### What this exercise asks:
a) In the mailing list message, rewrite the stretch from "with rcu read" through "below TASK_SIZE ?", changing "page boundary" to "word boundary".
b) Put the stretch of rows below the mailing list message, from the line containing "org-name-line1: COOPERATIVA DE" through the line containing "list-item-letter: e) <box>150", into a Markdown table with the columns Number and Record line. Number each line and omit blank lines.

### Document text:
--------

[<prev] [next>] [<thread-prev] [thread-next>] [day] [month] [year] [list]
Message-ID: <aSeNtFxD1WRjFaiR@shell.armlinux.org.uk>
Date: Wed, 26 Nov 2025 23:31:00 +0000
From: "Russell King (Oracle)" <linux@...linux.org.uk>
To: Al Viro <viro@...iv.linux.org.uk>
Cc: Xie Yuanbin <xieyuanbin1@...wei.com>, brauner@...nel.org, jack@...e.cz,
will@...nel.org, nico@...xnic.net, akpm@...ux-foundation.org,
hch@....de, jack@...e.com, wozizhi@...weicloud.com,
linux-fsdevel@...r.kernel.org, linux-kernel@...r.kernel.org,
linux-arm-kernel@...ts.infradead.org, linux-mm@...ck.org,
lilinjie8@...wei.com, liaohua4@...wei.com,
wangkefeng.wang@...wei.com, pangliyuan1@...wei.com
Subject: Re: [RFC PATCH] vfs: Fix might sleep in load_unaligned_zeropad()
with rcu read lock held
On Wed, Nov 26, 2025 at 08:02:21PM +0000, Al Viro wrote:
> On Wed, Nov 26, 2025 at 07:51:54PM +0000, Russell King (Oracle) wrote:
>
> > I don't understand how that helps. Wasn't the report that the filename
> > crosses a page boundary in userspace, but the following page is
> > inaccessible which causes a fault to be taken (as it always would do).
> > Thus, wouldn't "addr" be a userspace address (that the kernel is
> > accessing) and thus be below TASK_SIZE ?
> >
> > I'm also confused - if we can't take a fault and handle it while
> > reading the filename from userspace, how are pages that have been
> > swapped out or evicted from the page cache read back in from storage
> > which invariably results in sleeping - which we can't do here because
> > of the RCU context (not that I've ever understood RCU, which is why
> > I've always referred those bugs to Paul.)
>
> No, the filename is already copied in kernel space *and* it's long enough
> to end right next to the end of page. There's NUL before the end of page,
> at that, with '/' a couple of bytes prior. We attempt to save on memory
> accesses, doing word-by-word fetches, starting from the beginning of
> component. We *will* detect NUL and ignore all subsequent bytes; the
> problem is that the last 3 bytes of page might be '/', 'x' and '\0'.
> We call load_unaligned_zeropad() on page + PAGE_SIZE - 2. And get
> a fetch that spans the end of page.

--------

### Material for this exercise:
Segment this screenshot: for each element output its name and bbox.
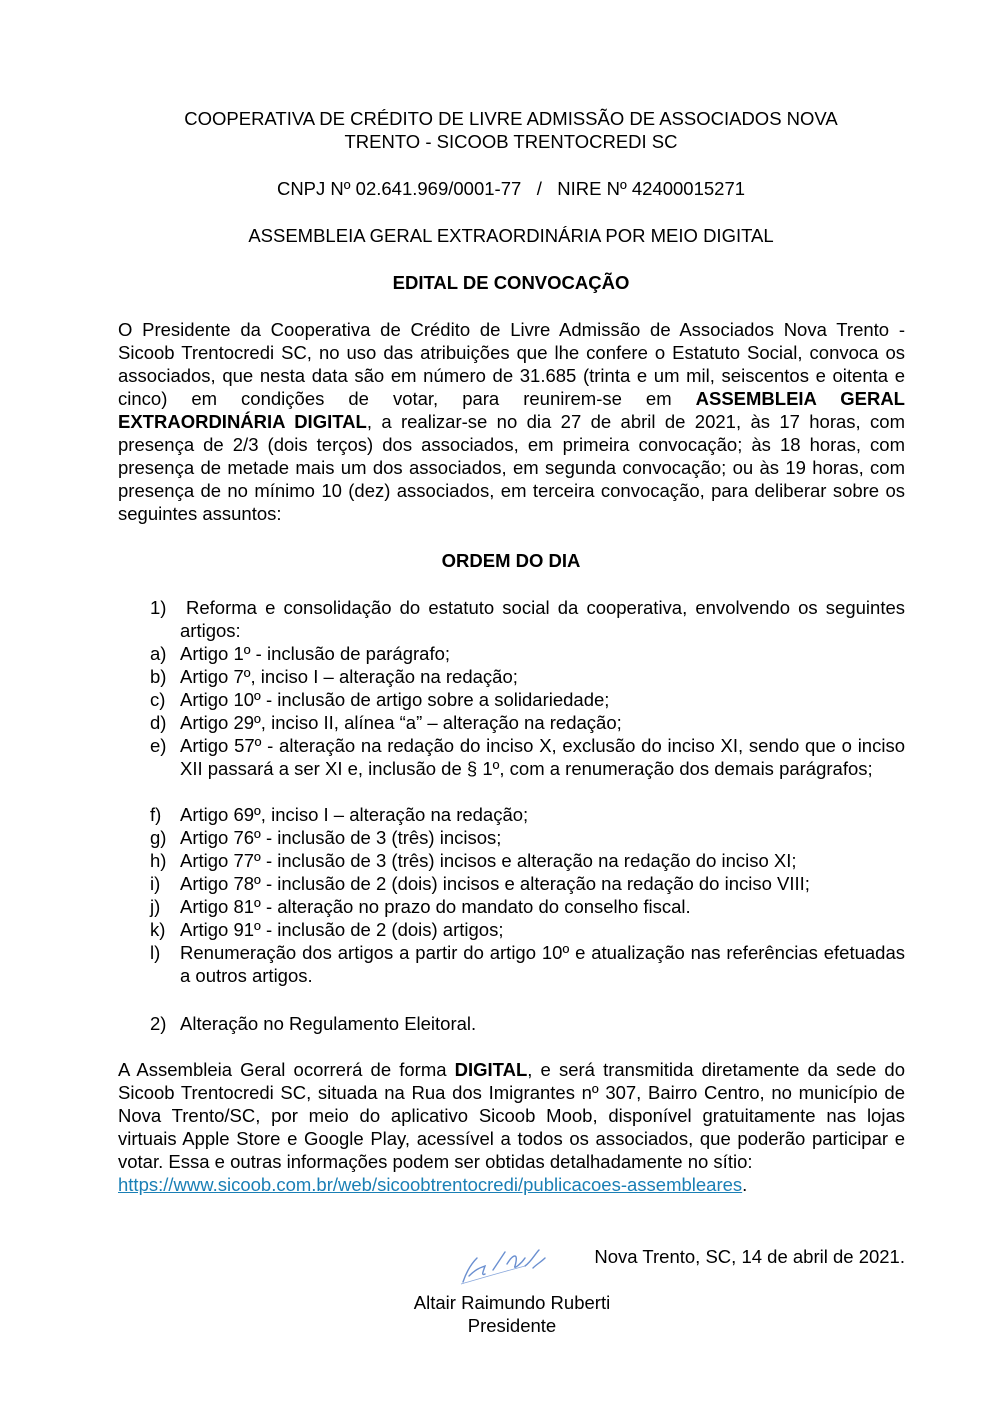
org-name-line1: COOPERATIVA DE CRÉDITO DE LIVRE ADMISSÃO DE ASSOCIADOS NOVA <box>184 108 838 129</box>
registry-numbers: CNPJ Nº 02.641.969/0001-77 / NIRE Nº 42400015271 <box>276 178 746 199</box>
signature-scribble-icon <box>455 1240 575 1290</box>
list-item-letter: j) <box>150 896 161 917</box>
list-item-text: Artigo 1º - inclusão de parágrafo; <box>180 643 451 664</box>
assembly-type: ASSEMBLEIA GERAL EXTRAORDINÁRIA POR MEIO DIGITAL <box>248 225 774 246</box>
list-item-text: Artigo 91º - inclusão de 2 (dois) artigos; <box>180 919 504 940</box>
list-item-letter: e) <box>150 735 167 756</box>
assemblies-link[interactable]: https://www.sicoob.com.br/web/sicoobtrentocredi/publicacoes-assembleares <box>118 1174 743 1195</box>
closing-text-part2: , e será transmitida diretamente da sede do Sicoob Trentocredi SC, situada na Rua dos Imigrantes nº 307, Bairro Centro, no município de Nova Trento/SC, por meio do aplicativo Sicoob Moob, disponível gratuitamente nas lojas virtuais Apple Store e Google Play, acessível a todos os associados, que poderão participar e votar. Essa e outras informações podem ser obtidas detalhadamente no sítio: <box>118 1059 905 1172</box>
edict-title: EDITAL DE CONVOCAÇÃO <box>392 272 630 293</box>
list-item-text: Artigo 78º - inclusão de 2 (dois) incisos e alteração na redação do inciso VIII; <box>180 873 810 894</box>
list-item-letter: k) <box>150 919 166 940</box>
closing-text-part1: A Assembleia Geral ocorrerá de forma <box>118 1059 455 1080</box>
intro-paragraph <box>118 318 905 525</box>
closing-bold-text: DIGITAL <box>454 1059 528 1080</box>
signer-name: Altair Raimundo Ruberti <box>413 1292 611 1313</box>
agenda-title: ORDEM DO DIA <box>441 550 581 571</box>
list-item-letter: d) <box>150 712 167 733</box>
signer-role: Presidente <box>467 1315 557 1336</box>
list-item-text: Artigo 81º - alteração no prazo do mandato do conselho fiscal. <box>180 896 691 917</box>
list-item-letter: l) <box>150 942 161 963</box>
list-item-letter: f) <box>150 804 162 825</box>
list-item-text: Artigo 69º, inciso I – alteração na redação; <box>180 804 529 825</box>
list-item-text: Artigo 77º - inclusão de 3 (três) incisos e alteração na redação do inciso XI; <box>180 850 797 871</box>
place-and-date: Nova Trento, SC, 14 de abril de 2021. <box>594 1246 905 1267</box>
list-item-text: Artigo 29º, inciso II, alínea “a” – alteração na redação; <box>180 712 622 733</box>
handwritten-signature <box>455 1240 575 1290</box>
list-item-text: Artigo 10º - inclusão de artigo sobre a solidariedade; <box>180 689 610 710</box>
list-item-letter: g) <box>150 827 167 848</box>
list-item-letter: a) <box>150 643 167 664</box>
link-suffix: . <box>742 1174 748 1195</box>
agenda-item-1-text: Reforma e consolidação do estatuto social da cooperativa, envolvendo os seguintes artigos: <box>180 597 905 641</box>
list-item-letter: c) <box>150 689 166 710</box>
document-header <box>118 107 904 153</box>
list-item-text: Renumeração dos artigos a partir do artigo 10º e atualização nas referências efetuadas a outros artigos. <box>180 942 905 986</box>
list-item-letter: b) <box>150 666 167 687</box>
agenda-item-2-text: Alteração no Regulamento Eleitoral. <box>180 1013 477 1034</box>
intro-text-part2: , a realizar-se no dia 27 de abril de 2021, às 17 horas, com presença de 2/3 (dois terços) dos associados, em primeira convocação; às 18 horas, com presença de metade mais um dos associados, em segunda convocação; ou às 19 horas, com presença de no mínimo 10 (dez) associados, em terceira convocação, para deliberar sobre os seguintes assuntos: <box>118 411 905 524</box>
list-item-text: Artigo 76º - inclusão de 3 (três) incisos; <box>180 827 502 848</box>
closing-paragraph <box>118 1058 905 1196</box>
org-name-line2: TRENTO - SICOOB TRENTOCREDI SC <box>344 131 678 152</box>
intro-bold-text: ASSEMBLEIA GERAL EXTRAORDINÁRIA DIGITAL <box>118 388 905 432</box>
agenda-item-2-number: 2) <box>150 1013 167 1034</box>
intro-text-part1: O Presidente da Cooperativa de Crédito de Livre Admissão de Associados Nova Trento - Sicoob Trentocredi SC, no uso das atribuições que lhe confere o Estatuto Social, convoca os associados, que nesta data são em número de 31.685 (trinta e um mil, seiscentos e oitenta e cinco) em condições de votar, para reunirem-se em <box>118 319 905 409</box>
list-item-letter: h) <box>150 850 167 871</box>
agenda-item-1-number: 1) <box>150 597 167 618</box>
list-item-text: Artigo 7º, inciso I – alteração na redação; <box>180 666 518 687</box>
list-item-letter: i) <box>150 873 161 894</box>
list-item-text: Artigo 57º - alteração na redação do inciso X, exclusão do inciso XI, sendo que o inciso XII passará a ser XI e, inclusão de § 1º, com a renumeração dos demais parágrafos; <box>180 735 905 779</box>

--------

### Task-by-task answers:
a)
with rcu read lock held
On Wed, Nov 26, 2025 at 08:02:21PM +0000, Al Viro wrote:
> On Wed, Nov 26, 2025 at 07:51:54PM +0000, Russell King (Oracle) wrote:
>
> > I don't understand how that helps. Wasn't the report that the filename
> > crosses a word boundary in userspace, but the following page is
> > inaccessible which causes a fault to be taken (as it always would do).
> > Thus, wouldn't "addr" be a userspace address (that the kernel is
> > accessing) and thus be below TASK_SIZE ?

b)
| Number | Record line |
|---|---|
| 1 | org-name-line1: COOPERATIVA DE CRÉDITO DE LIVRE ADMISSÃO DE ASSOCIADOS NOVA <box>184 108 838 129</box> |
| 2 | registry-numbers: CNPJ Nº 02.641.969/0001-77 / NIRE Nº 42400015271 <box>276 178 746 199</box> |
| 3 | signature-scribble-icon <box>455 1240 575 1290</box> |
| 4 | list-item-letter: j) <box>150 896 161 917</box> |
| 5 | list-item-text: Artigo 1º - inclusão de parágrafo; <box>180 643 451 664</box> |
| 6 | assembly-type: ASSEMBLEIA GERAL EXTRAORDINÁRIA POR MEIO DIGITAL <box>248 225 774 246</box> |
| 7 | list-item-text: Artigo 91º - inclusão de 2 (dois) artigos; <box>180 919 504 940</box> |
| 8 | list-item-letter: e) <box>150 735 167 756</box> |